++++ RECORDS SHOWN
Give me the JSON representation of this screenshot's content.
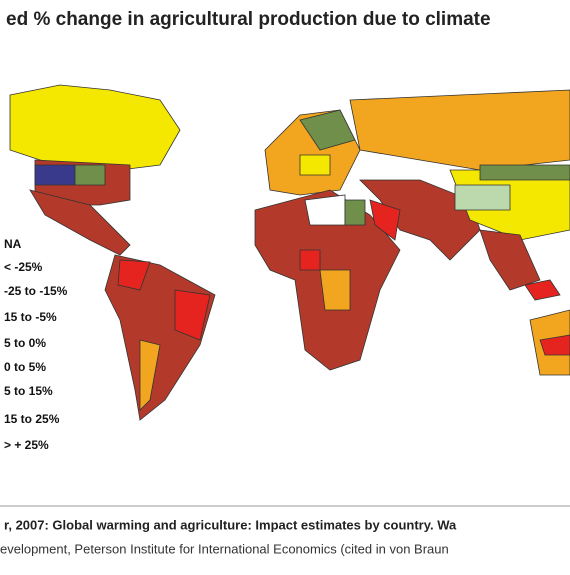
{
  "header": {
    "title": "ed % change in agricultural production due to climate"
  },
  "legend": {
    "items": [
      "NA",
      "< -25%",
      "-25 to -15%",
      "15 to -5%",
      "5 to 0%",
      "0 to 5%",
      "5 to 15%",
      "15 to 25%",
      "> + 25%"
    ]
  },
  "footer": {
    "line1": "r, 2007: Global warming and agriculture: Impact estimates by country. Wa",
    "line2": "evelopment, Peterson Institute for International Economics (cited in von Braun"
  }
}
++++++++
TASK BRIEF:
Quote each record exactly as it stands, minus the pictures.

COMPLETED EXERCISE:
Give me the JSON representation of this screenshot's content.
{
  "header": {
    "title": "ed % change in agricultural production due to climate"
  },
  "legend": {
    "items": [
      "NA",
      "< -25%",
      "-25 to -15%",
      "15 to -5%",
      "5 to 0%",
      "0 to 5%",
      "5 to 15%",
      "15 to 25%",
      "> + 25%"
    ]
  },
  "footer": {
    "line1": "r, 2007: Global warming and agriculture: Impact estimates by country. Wa",
    "line2": "evelopment, Peterson Institute for International Economics (cited in von Braun"
  }
}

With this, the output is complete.